_Entries supplied_
==*==

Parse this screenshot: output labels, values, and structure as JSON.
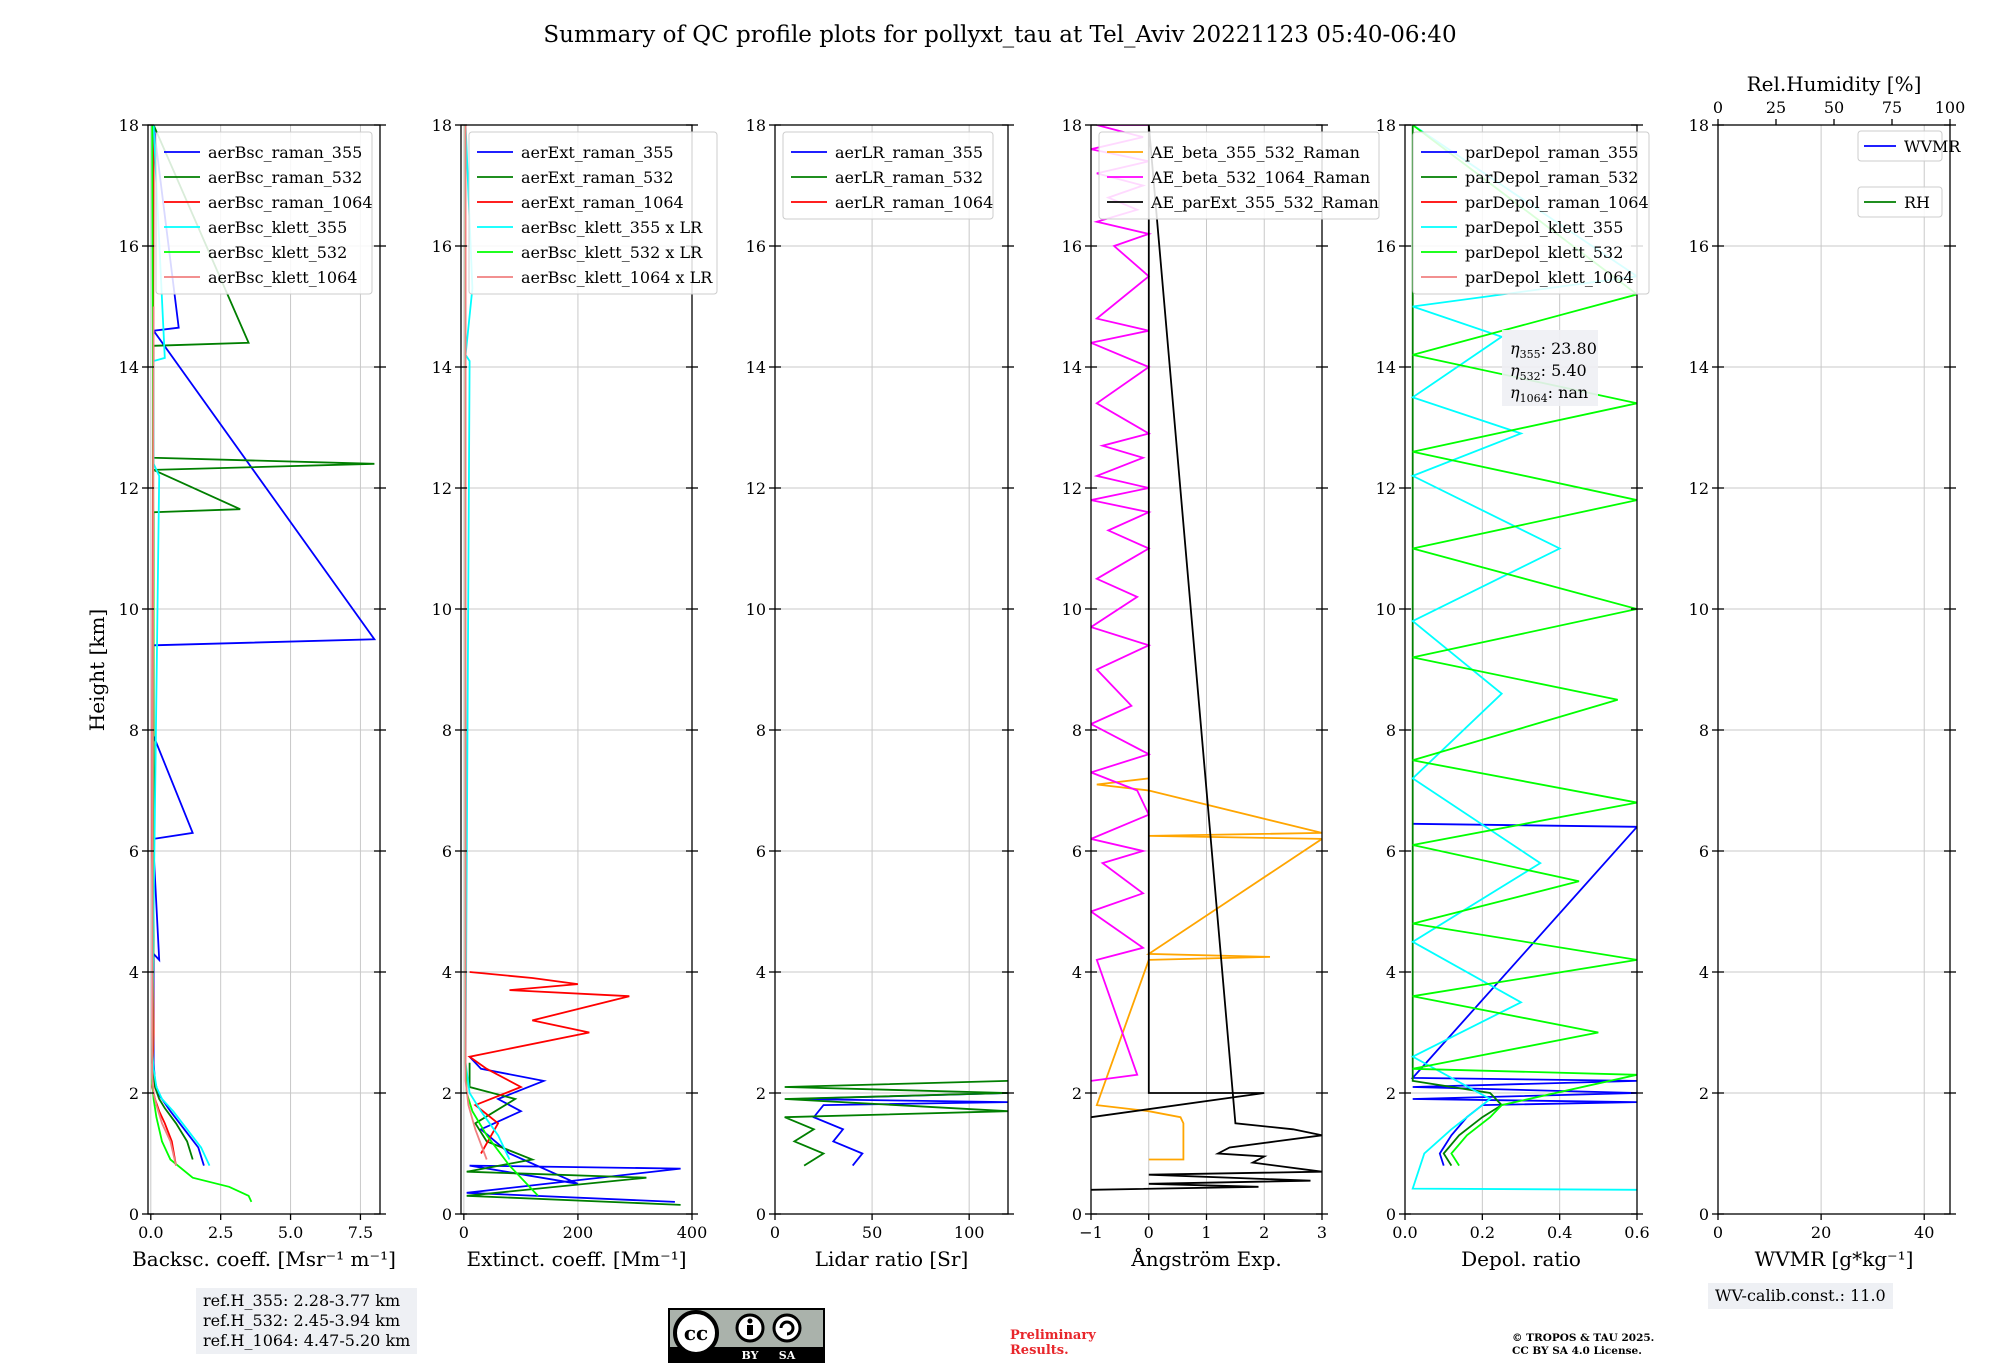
{
  "title": "Summary of QC profile plots for pollyxt_tau at Tel_Aviv 20221123 05:40-06:40",
  "ylabel": "Height [km]",
  "y_ticks": [
    0,
    2,
    4,
    6,
    8,
    10,
    12,
    14,
    16,
    18
  ],
  "chart_data": [
    {
      "type": "line",
      "name": "backscatter",
      "xlabel": "Backsc. coeff. [Msr⁻¹ m⁻¹]",
      "xlim": [
        -0.1,
        8.2
      ],
      "ylim": [
        0,
        18
      ],
      "x_ticks": [
        0,
        2.5,
        5,
        7.5
      ],
      "x_tick_labels": [
        "0.0",
        "2.5",
        "5.0",
        "7.5"
      ],
      "legend": [
        "aerBsc_raman_355",
        "aerBsc_raman_532",
        "aerBsc_raman_1064",
        "aerBsc_klett_355",
        "aerBsc_klett_532",
        "aerBsc_klett_1064"
      ],
      "series": [
        {
          "name": "aerBsc_raman_355",
          "color": "#0000ff",
          "x": [
            1.9,
            1.7,
            1.2,
            0.7,
            0.4,
            0.25,
            0.15,
            0.1,
            0.1,
            0.3,
            0.1,
            0.1,
            1.5,
            0.1,
            0.1,
            0.1,
            8,
            0.1,
            1,
            0.1
          ],
          "y": [
            0.8,
            1.1,
            1.4,
            1.7,
            1.9,
            2.0,
            2.2,
            2.5,
            4.3,
            4.2,
            6.0,
            6.2,
            6.3,
            7.9,
            8.1,
            9.4,
            9.5,
            14.6,
            14.65,
            18
          ]
        },
        {
          "name": "aerBsc_raman_532",
          "color": "#007f00",
          "x": [
            1.5,
            1.3,
            0.9,
            0.5,
            0.3,
            0.15,
            0.1,
            0.05,
            0.1,
            0.1,
            3.2,
            0.1,
            8,
            0.1,
            0.1,
            0.1,
            3.5,
            0.1
          ],
          "y": [
            0.9,
            1.2,
            1.5,
            1.75,
            1.9,
            2.1,
            2.3,
            2.5,
            4.6,
            11.6,
            11.65,
            12.3,
            12.4,
            12.5,
            14.3,
            14.35,
            14.4,
            18
          ]
        },
        {
          "name": "aerBsc_raman_1064",
          "color": "#ff0000",
          "x": [
            0.9,
            0.75,
            0.5,
            0.3,
            0.15,
            0.05,
            0.1,
            0.05,
            0.1
          ],
          "y": [
            0.8,
            1.2,
            1.5,
            1.7,
            1.9,
            2.1,
            3.0,
            6.0,
            18
          ]
        },
        {
          "name": "aerBsc_klett_355",
          "color": "#00ffff",
          "x": [
            2.1,
            1.8,
            1.3,
            0.8,
            0.4,
            0.2,
            0.1,
            0.05,
            0.1,
            0.3,
            0.1,
            0.1,
            0.5,
            0.1
          ],
          "y": [
            0.8,
            1.1,
            1.4,
            1.7,
            1.9,
            2.1,
            2.4,
            2.7,
            5,
            12.2,
            12.4,
            14.1,
            14.15,
            18
          ]
        },
        {
          "name": "aerBsc_klett_532",
          "color": "#00ff00",
          "x": [
            3.6,
            3.5,
            2.8,
            1.5,
            0.7,
            0.4,
            0.2,
            0.1,
            0.05,
            0.1,
            0.05
          ],
          "y": [
            0.2,
            0.3,
            0.45,
            0.6,
            0.9,
            1.2,
            1.6,
            1.9,
            2.2,
            10,
            18
          ]
        },
        {
          "name": "aerBsc_klett_1064",
          "color": "#f08080",
          "x": [
            0.9,
            0.7,
            0.4,
            0.2,
            0.1,
            0.05,
            0.1
          ],
          "y": [
            0.8,
            1.2,
            1.5,
            1.8,
            2.0,
            2.3,
            15
          ]
        }
      ],
      "ref_heights": [
        "ref.H_355: 2.28-3.77 km",
        "ref.H_532: 2.45-3.94 km",
        "ref.H_1064: 4.47-5.20 km"
      ]
    },
    {
      "type": "line",
      "name": "extinction",
      "xlabel": "Extinct. coeff. [Mm⁻¹]",
      "xlim": [
        -5,
        400
      ],
      "ylim": [
        0,
        18
      ],
      "x_ticks": [
        0,
        200,
        400
      ],
      "x_tick_labels": [
        "0",
        "200",
        "400"
      ],
      "legend": [
        "aerExt_raman_355",
        "aerExt_raman_532",
        "aerExt_raman_1064",
        "aerBsc_klett_355 x LR",
        "aerBsc_klett_532 x LR",
        "aerBsc_klett_1064 x LR"
      ],
      "series": [
        {
          "name": "aerExt_raman_355",
          "color": "#0000ff",
          "x": [
            370,
            5,
            380,
            10,
            200,
            80,
            30,
            100,
            60,
            140,
            30,
            10
          ],
          "y": [
            0.2,
            0.35,
            0.75,
            0.8,
            0.5,
            1.0,
            1.4,
            1.7,
            1.9,
            2.2,
            2.4,
            2.6
          ]
        },
        {
          "name": "aerExt_raman_532",
          "color": "#007f00",
          "x": [
            380,
            5,
            320,
            5,
            120,
            40,
            20,
            90,
            10,
            10
          ],
          "y": [
            0.15,
            0.3,
            0.6,
            0.7,
            0.9,
            1.2,
            1.5,
            1.9,
            2.1,
            2.5
          ]
        },
        {
          "name": "aerExt_raman_1064",
          "color": "#ff0000",
          "x": [
            30,
            60,
            20,
            100,
            40,
            10,
            220,
            120,
            290,
            80,
            200,
            120,
            10
          ],
          "y": [
            1.0,
            1.5,
            1.8,
            2.1,
            2.4,
            2.6,
            3.0,
            3.2,
            3.6,
            3.7,
            3.8,
            3.9,
            4.0
          ]
        },
        {
          "name": "aerBsc_klett_355 x LR",
          "color": "#00ffff",
          "x": [
            80,
            60,
            30,
            10,
            3,
            10,
            3,
            15,
            3
          ],
          "y": [
            0.9,
            1.3,
            1.7,
            2.0,
            2.5,
            14.1,
            14.2,
            15.3,
            18
          ]
        },
        {
          "name": "aerBsc_klett_532 x LR",
          "color": "#00ff00",
          "x": [
            130,
            80,
            40,
            15,
            5,
            3,
            3
          ],
          "y": [
            0.3,
            0.8,
            1.3,
            1.7,
            2.0,
            2.5,
            18
          ]
        },
        {
          "name": "aerBsc_klett_1064 x LR",
          "color": "#f08080",
          "x": [
            40,
            20,
            8,
            3,
            3
          ],
          "y": [
            0.9,
            1.4,
            1.8,
            2.2,
            18
          ]
        }
      ]
    },
    {
      "type": "line",
      "name": "lidar_ratio",
      "xlabel": "Lidar ratio [Sr]",
      "xlim": [
        0,
        120
      ],
      "ylim": [
        0,
        18
      ],
      "x_ticks": [
        0,
        50,
        100
      ],
      "x_tick_labels": [
        "0",
        "50",
        "100"
      ],
      "legend": [
        "aerLR_raman_355",
        "aerLR_raman_532",
        "aerLR_raman_1064"
      ],
      "series": [
        {
          "name": "aerLR_raman_355",
          "color": "#0000ff",
          "x": [
            40,
            45,
            30,
            35,
            20,
            25,
            120,
            10,
            120
          ],
          "y": [
            0.8,
            1.0,
            1.2,
            1.4,
            1.6,
            1.8,
            1.85,
            1.9,
            2.0
          ]
        },
        {
          "name": "aerLR_raman_532",
          "color": "#007f00",
          "x": [
            15,
            25,
            10,
            20,
            5,
            120,
            5,
            120,
            5,
            120
          ],
          "y": [
            0.8,
            1.0,
            1.2,
            1.4,
            1.6,
            1.7,
            1.9,
            2.0,
            2.1,
            2.2
          ]
        },
        {
          "name": "aerLR_raman_1064",
          "color": "#ff0000",
          "x": [],
          "y": []
        }
      ]
    },
    {
      "type": "line",
      "name": "angstrom",
      "xlabel": "Ångström Exp.",
      "xlim": [
        -1,
        3
      ],
      "ylim": [
        0,
        18
      ],
      "x_ticks": [
        -1,
        0,
        1,
        2,
        3
      ],
      "x_tick_labels": [
        "−1",
        "0",
        "1",
        "2",
        "3"
      ],
      "legend": [
        "AE_beta_355_532_Raman",
        "AE_beta_532_1064_Raman",
        "AE_parExt_355_532_Raman"
      ],
      "series": [
        {
          "name": "AE_beta_355_532_Raman",
          "color": "#ffa500",
          "x": [
            0,
            0.6,
            0.6,
            0.55,
            0,
            -0.9,
            0,
            2.1,
            0,
            3,
            0,
            3,
            0,
            -0.9,
            0
          ],
          "y": [
            0.9,
            0.9,
            1.5,
            1.6,
            1.7,
            1.8,
            4.2,
            4.25,
            4.3,
            6.2,
            6.25,
            6.3,
            7.0,
            7.1,
            7.2
          ]
        },
        {
          "name": "AE_beta_532_1064_Raman",
          "color": "#ff00ff",
          "x": [
            -1,
            -0.2,
            -0.9,
            -0.1,
            -1,
            -0.1,
            -0.8,
            -0.1,
            -1,
            0,
            -0.2,
            -1,
            0,
            -1,
            -0.3,
            -0.9,
            0,
            -1,
            -0.2,
            -0.9,
            0,
            -0.7,
            0,
            -1,
            0,
            -0.9,
            -0.1,
            -0.8,
            0,
            -0.9,
            0,
            -1,
            0,
            -0.9,
            0,
            -0.6,
            0,
            -0.9,
            -0.2,
            -0.7,
            -0.1,
            -0.9,
            0,
            -1,
            -0.1,
            -0.9,
            0
          ],
          "y": [
            2.2,
            2.3,
            4.2,
            4.4,
            5.0,
            5.3,
            5.8,
            6.0,
            6.2,
            6.6,
            7.0,
            7.3,
            7.6,
            8.1,
            8.4,
            9.0,
            9.4,
            9.7,
            10.2,
            10.5,
            11.0,
            11.3,
            11.6,
            11.8,
            12.0,
            12.2,
            12.5,
            12.7,
            12.9,
            13.4,
            14.0,
            14.4,
            14.6,
            14.8,
            15.5,
            16.0,
            16.2,
            16.4,
            16.6,
            16.8,
            17.0,
            17.2,
            17.4,
            17.6,
            17.8,
            18.0,
            18.0
          ]
        },
        {
          "name": "AE_parExt_355_532_Raman",
          "color": "#000000",
          "x": [
            -1,
            2,
            0,
            0,
            1.5,
            2.5,
            3,
            2.2,
            1.4,
            1.2,
            2.0,
            1.8,
            3,
            0,
            2.8,
            0,
            1.9,
            -1
          ],
          "y": [
            1.6,
            2.0,
            2.0,
            18,
            1.5,
            1.4,
            1.3,
            1.2,
            1.1,
            1.0,
            0.95,
            0.85,
            0.7,
            0.65,
            0.55,
            0.5,
            0.45,
            0.4
          ]
        }
      ]
    },
    {
      "type": "line",
      "name": "depol",
      "xlabel": "Depol. ratio",
      "xlim": [
        0,
        0.6
      ],
      "ylim": [
        0,
        18
      ],
      "x_ticks": [
        0,
        0.2,
        0.4,
        0.6
      ],
      "x_tick_labels": [
        "0.0",
        "0.2",
        "0.4",
        "0.6"
      ],
      "legend": [
        "parDepol_raman_355",
        "parDepol_raman_532",
        "parDepol_raman_1064",
        "parDepol_klett_355",
        "parDepol_klett_532",
        "parDepol_klett_1064"
      ],
      "series": [
        {
          "name": "parDepol_raman_355",
          "color": "#0000ff",
          "x": [
            0.1,
            0.09,
            0.12,
            0.16,
            0.2,
            0.6,
            0.02,
            0.6,
            0.02,
            0.6,
            0.02,
            0.6,
            0.02
          ],
          "y": [
            0.8,
            1.0,
            1.3,
            1.6,
            1.8,
            1.85,
            1.9,
            2.0,
            2.1,
            2.2,
            2.25,
            6.4,
            6.45
          ]
        },
        {
          "name": "parDepol_raman_532",
          "color": "#007f00",
          "x": [
            0.12,
            0.1,
            0.14,
            0.2,
            0.25,
            0.22,
            0.02,
            0.02
          ],
          "y": [
            0.8,
            1.0,
            1.3,
            1.6,
            1.8,
            2.0,
            2.2,
            18
          ]
        },
        {
          "name": "parDepol_raman_1064",
          "color": "#ff0000",
          "x": [],
          "y": []
        },
        {
          "name": "parDepol_klett_355",
          "color": "#00ffff",
          "x": [
            0.6,
            0.02,
            0.05,
            0.12,
            0.18,
            0.22,
            0.02,
            0.3,
            0.02,
            0.35,
            0.02,
            0.25,
            0.02,
            0.4,
            0.02,
            0.3,
            0.02,
            0.25,
            0.02,
            0.6,
            0.02
          ],
          "y": [
            0.4,
            0.42,
            1.0,
            1.4,
            1.7,
            1.9,
            2.6,
            3.5,
            4.5,
            5.8,
            7.2,
            8.6,
            9.8,
            11.0,
            12.2,
            12.9,
            13.5,
            14.5,
            15.0,
            15.5,
            18
          ]
        },
        {
          "name": "parDepol_klett_532",
          "color": "#00ff00",
          "x": [
            0.14,
            0.12,
            0.16,
            0.22,
            0.25,
            0.6,
            0.02,
            0.5,
            0.02,
            0.6,
            0.02,
            0.45,
            0.02,
            0.6,
            0.02,
            0.55,
            0.02,
            0.6,
            0.02,
            0.6,
            0.02,
            0.6,
            0.02,
            0.6,
            0.02
          ],
          "y": [
            0.8,
            1.0,
            1.3,
            1.6,
            1.8,
            2.3,
            2.4,
            3.0,
            3.6,
            4.2,
            4.8,
            5.5,
            6.1,
            6.8,
            7.5,
            8.5,
            9.2,
            10.0,
            11.0,
            11.8,
            12.6,
            13.4,
            14.2,
            15.2,
            18
          ]
        },
        {
          "name": "parDepol_klett_1064",
          "color": "#f08080",
          "x": [],
          "y": []
        }
      ],
      "eta": [
        {
          "label": "η",
          "sub": "355",
          "value": ": 23.80"
        },
        {
          "label": "η",
          "sub": "532",
          "value": ": 5.40"
        },
        {
          "label": "η",
          "sub": "1064",
          "value": ": nan"
        }
      ]
    },
    {
      "type": "line",
      "name": "wvmr",
      "xlabel": "WVMR [g*kg⁻¹]",
      "xlim": [
        0,
        45
      ],
      "ylim": [
        0,
        18
      ],
      "x_ticks": [
        0,
        20,
        40
      ],
      "x_tick_labels": [
        "0",
        "20",
        "40"
      ],
      "top_xlabel": "Rel.Humidity [%]",
      "top_xlim": [
        0,
        100
      ],
      "top_ticks": [
        0,
        25,
        50,
        75,
        100
      ],
      "top_tick_labels": [
        "0",
        "25",
        "50",
        "75",
        "100"
      ],
      "legend": [
        "WVMR",
        "RH"
      ],
      "series": [
        {
          "name": "WVMR",
          "color": "#0000ff",
          "x": [],
          "y": []
        },
        {
          "name": "RH",
          "color": "#007f00",
          "x": [],
          "y": []
        }
      ],
      "calib": "WV-calib.const.: 11.0"
    }
  ],
  "footer": {
    "preliminary": [
      "Preliminary",
      "Results."
    ],
    "copyright": [
      "© TROPOS & TAU 2025.",
      "CC BY SA 4.0 License."
    ],
    "license_badge": [
      "BY",
      "SA"
    ]
  }
}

==*==

_Task brief_
Locate the word "coeff" in the entries, and copy every line where it is found.

_Exercise answer_
      "xlabel": "Backsc. coeff. [Msr⁻¹ m⁻¹]",
      "xlabel": "Extinct. coeff. [Mm⁻¹]",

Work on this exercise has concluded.